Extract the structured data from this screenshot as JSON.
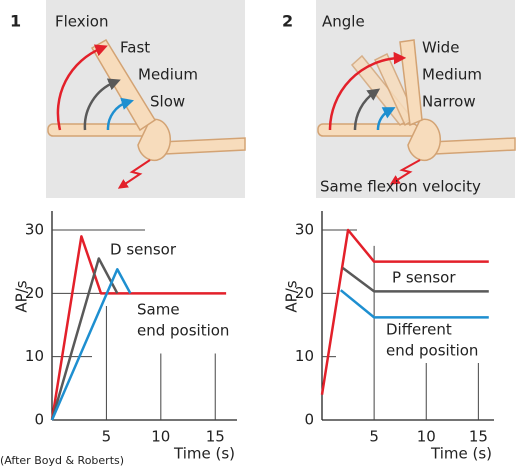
{
  "credit": "(After Boyd & Roberts)",
  "chart_data": [
    {
      "type": "line",
      "panel": "1",
      "illustration": [
        "Flexion",
        "Fast",
        "Medium",
        "Slow"
      ],
      "xlabel": "Time (s)",
      "ylabel": "AP/s",
      "xlim": [
        0,
        17
      ],
      "ylim": [
        0,
        33
      ],
      "xticks": [
        5,
        10,
        15
      ],
      "yticks": [
        0,
        10,
        20,
        30
      ],
      "annotations": [
        "D sensor",
        "Same",
        "end position"
      ],
      "series": [
        {
          "color": "#e3202a",
          "x": [
            0,
            2.7,
            4.5,
            16
          ],
          "values": [
            0,
            29,
            20,
            20
          ]
        },
        {
          "color": "#595959",
          "x": [
            0,
            4.3,
            6
          ],
          "values": [
            0,
            25.5,
            20
          ]
        },
        {
          "color": "#1e8fd0",
          "x": [
            0,
            6,
            7.2
          ],
          "values": [
            0,
            23.8,
            20
          ]
        }
      ]
    },
    {
      "type": "line",
      "panel": "2",
      "illustration": [
        "Angle",
        "Wide",
        "Medium",
        "Narrow",
        "Same flexion velocity"
      ],
      "xlabel": "Time (s)",
      "ylabel": "AP/s",
      "xlim": [
        0,
        16.5
      ],
      "ylim": [
        0,
        33
      ],
      "xticks": [
        5,
        10,
        15
      ],
      "yticks": [
        0,
        10,
        20,
        30
      ],
      "annotations": [
        "P sensor",
        "Different",
        "end position"
      ],
      "series": [
        {
          "color": "#e3202a",
          "x": [
            0,
            2.5,
            5,
            16
          ],
          "values": [
            4,
            30,
            25,
            25
          ]
        },
        {
          "color": "#595959",
          "x": [
            2,
            5,
            16
          ],
          "values": [
            24,
            20.3,
            20.3
          ]
        },
        {
          "color": "#1e8fd0",
          "x": [
            1.8,
            5,
            16
          ],
          "values": [
            20.5,
            16.2,
            16.2
          ]
        }
      ]
    }
  ]
}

....

- WHAT TO WORK ON: In your copy, leave out the pictures and reproduce the material above exactly.

- THE OUTPUT:
Extract the structured data from this screenshot as JSON.
{
  "credit": "(After Boyd & Roberts)",
  "chart_data": [
    {
      "type": "line",
      "panel": "1",
      "illustration": [
        "Flexion",
        "Fast",
        "Medium",
        "Slow"
      ],
      "xlabel": "Time (s)",
      "ylabel": "AP/s",
      "xlim": [
        0,
        17
      ],
      "ylim": [
        0,
        33
      ],
      "xticks": [
        5,
        10,
        15
      ],
      "yticks": [
        0,
        10,
        20,
        30
      ],
      "annotations": [
        "D sensor",
        "Same",
        "end position"
      ],
      "series": [
        {
          "color": "#e3202a",
          "x": [
            0,
            2.7,
            4.5,
            16
          ],
          "values": [
            0,
            29,
            20,
            20
          ]
        },
        {
          "color": "#595959",
          "x": [
            0,
            4.3,
            6
          ],
          "values": [
            0,
            25.5,
            20
          ]
        },
        {
          "color": "#1e8fd0",
          "x": [
            0,
            6,
            7.2
          ],
          "values": [
            0,
            23.8,
            20
          ]
        }
      ]
    },
    {
      "type": "line",
      "panel": "2",
      "illustration": [
        "Angle",
        "Wide",
        "Medium",
        "Narrow",
        "Same flexion velocity"
      ],
      "xlabel": "Time (s)",
      "ylabel": "AP/s",
      "xlim": [
        0,
        16.5
      ],
      "ylim": [
        0,
        33
      ],
      "xticks": [
        5,
        10,
        15
      ],
      "yticks": [
        0,
        10,
        20,
        30
      ],
      "annotations": [
        "P sensor",
        "Different",
        "end position"
      ],
      "series": [
        {
          "color": "#e3202a",
          "x": [
            0,
            2.5,
            5,
            16
          ],
          "values": [
            4,
            30,
            25,
            25
          ]
        },
        {
          "color": "#595959",
          "x": [
            2,
            5,
            16
          ],
          "values": [
            24,
            20.3,
            20.3
          ]
        },
        {
          "color": "#1e8fd0",
          "x": [
            1.8,
            5,
            16
          ],
          "values": [
            20.5,
            16.2,
            16.2
          ]
        }
      ]
    }
  ]
}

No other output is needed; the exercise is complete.